#### EXCERTO DO TEXTO:
# Água no Algarve mais fria 3 graus



## algarvio1980 (22 Ago 2007 às 20:13)

Vento baixa temperatura da água do mar


Primeiro sente-se nos pés, depois o "gelo" alastra. Do Algarve ao Norte do país, todos se queixam de que a água do mar está fria. E têm razão. As temperaturas que se têm verificado, cerca de 19 graus no Sul e 14 no Norte, quando comparadas com anos anteriores (21 a 22 graus), desceram dois a três graus.

"Uma situação perfeitamente normal, cíclica", explicou uma responsável do Instituto de Meteorologia (IM). "As águas mediterrânicas não têm atingido as nossas costas, devido, entre outras razões mais técnicas, à orientação dos ventos". 

Mas não é só a água a razão das queixas. Os portugueses dizem estar a viver um Verão muito frio, o que os especialistas também negam. "Temos tido temperaturas normais para a época. Fizemos um levantamento das temperaturas registadas até ao passado dia 16 e verificámos que só no Sotavento algarvio é que existe um desvio negativo". 

A questão, sublinham, "é que a memória é selectiva e tem sempre como referência o passado mais próximo. As pessoas têm na memória os verões excepcionalmente quentes entre 2003 e 2006, quando as temperaturas estavam muito acima da média, com ondas de calor que se prolongavam por muitos dias".

O que se pode dizer deste Verão "é que tem sido um pouco instável, devido ao anticiclone dos Açores estar mais deslocado da sua posição normal", revelam os responsáveis do IM. Mas, dizem, "já assumiu a sua posição normal, o que vai garantir alguma estabilidade". VA


Verões mais quentes 

O Verão de 2005 foi o mais quente dos últimos 76 anos, logo seguido pelos anos de 1949, 2004, 2003 e 2006.



Temperaturas altas

Em 2003, os termómetros atingiram as temperaturas mais elevadas durante 18 dias consecutivos. A última onda de calor registada em Portugal foi no ano passado, durante 14 dias.



Ondas de calor

Aplica-se o termo quando há seis dias seguidos de temperaturas com cinco graus acima da média. Este ano, faltou um dia, em Julho, para termos uma onda de calor.

Fonte: JN

Deixo uma pergunta para debate no forum

Será que isto quer dizer que a àgua do mar está a arrefecer por causa da corrente do Golfo?


----------



## Minho (22 Ago 2007 às 22:28)

#### Alguns itens:
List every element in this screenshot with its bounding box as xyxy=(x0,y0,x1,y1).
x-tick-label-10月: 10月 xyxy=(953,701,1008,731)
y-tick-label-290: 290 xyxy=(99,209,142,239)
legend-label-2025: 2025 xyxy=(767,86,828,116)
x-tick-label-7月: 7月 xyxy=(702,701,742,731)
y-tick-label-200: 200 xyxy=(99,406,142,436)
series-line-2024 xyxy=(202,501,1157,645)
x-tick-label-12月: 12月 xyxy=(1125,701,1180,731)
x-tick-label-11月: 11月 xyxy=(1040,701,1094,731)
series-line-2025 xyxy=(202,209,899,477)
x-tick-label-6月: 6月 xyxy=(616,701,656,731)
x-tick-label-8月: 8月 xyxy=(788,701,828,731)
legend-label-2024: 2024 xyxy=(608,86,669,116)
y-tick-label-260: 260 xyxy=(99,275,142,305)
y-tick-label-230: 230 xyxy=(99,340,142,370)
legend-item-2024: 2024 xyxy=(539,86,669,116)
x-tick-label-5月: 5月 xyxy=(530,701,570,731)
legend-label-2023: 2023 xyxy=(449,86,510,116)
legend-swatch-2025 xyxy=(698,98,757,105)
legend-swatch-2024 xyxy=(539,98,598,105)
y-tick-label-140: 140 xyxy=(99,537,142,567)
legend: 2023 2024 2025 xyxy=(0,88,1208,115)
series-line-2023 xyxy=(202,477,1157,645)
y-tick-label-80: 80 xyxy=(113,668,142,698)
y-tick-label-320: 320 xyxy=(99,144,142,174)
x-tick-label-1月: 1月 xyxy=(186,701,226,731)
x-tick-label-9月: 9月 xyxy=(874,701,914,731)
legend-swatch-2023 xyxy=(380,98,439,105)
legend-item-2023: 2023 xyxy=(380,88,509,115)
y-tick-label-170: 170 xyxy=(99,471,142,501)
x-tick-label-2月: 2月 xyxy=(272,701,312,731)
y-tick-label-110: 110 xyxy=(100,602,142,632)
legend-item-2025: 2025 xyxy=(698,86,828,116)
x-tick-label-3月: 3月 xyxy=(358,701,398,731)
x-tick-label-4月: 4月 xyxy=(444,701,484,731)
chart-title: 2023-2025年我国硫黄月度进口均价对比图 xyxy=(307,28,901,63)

#### INSTRUÇÕES:
**a)** Resuma em duas frases o texto sobre a água do mar.
**b)** Reescreva o trecho do texto sobre a água do mar que vai de "Vento baixa temperatura" até "a três graus.", inclusive, substituindo "água do mar" por "água do oceano".

#### SOLUÇÕES:
**a)** A água do mar está dois a três graus mais fria do que em anos anteriores, com cerca de 19 graus no Sul e 14 no Norte, o que o Instituto de Meteorologia considera uma situação perfeitamente normal e cíclica, ligada, entre outras razões, à orientação dos ventos. Os especialistas também negam que o Verão esteja a ser muito frio e explicam que as pessoas o comparam com os verões excepcionalmente quentes entre 2003 e 2006.

**b)**
Vento baixa temperatura da água do oceano


Primeiro sente-se nos pés, depois o "gelo" alastra. Do Algarve ao Norte do país, todos se queixam de que a água do oceano está fria. E têm razão. As temperaturas que se têm verificado, cerca de 19 graus no Sul e 14 no Norte, quando comparadas com anos anteriores (21 a 22 graus), desceram dois a três graus.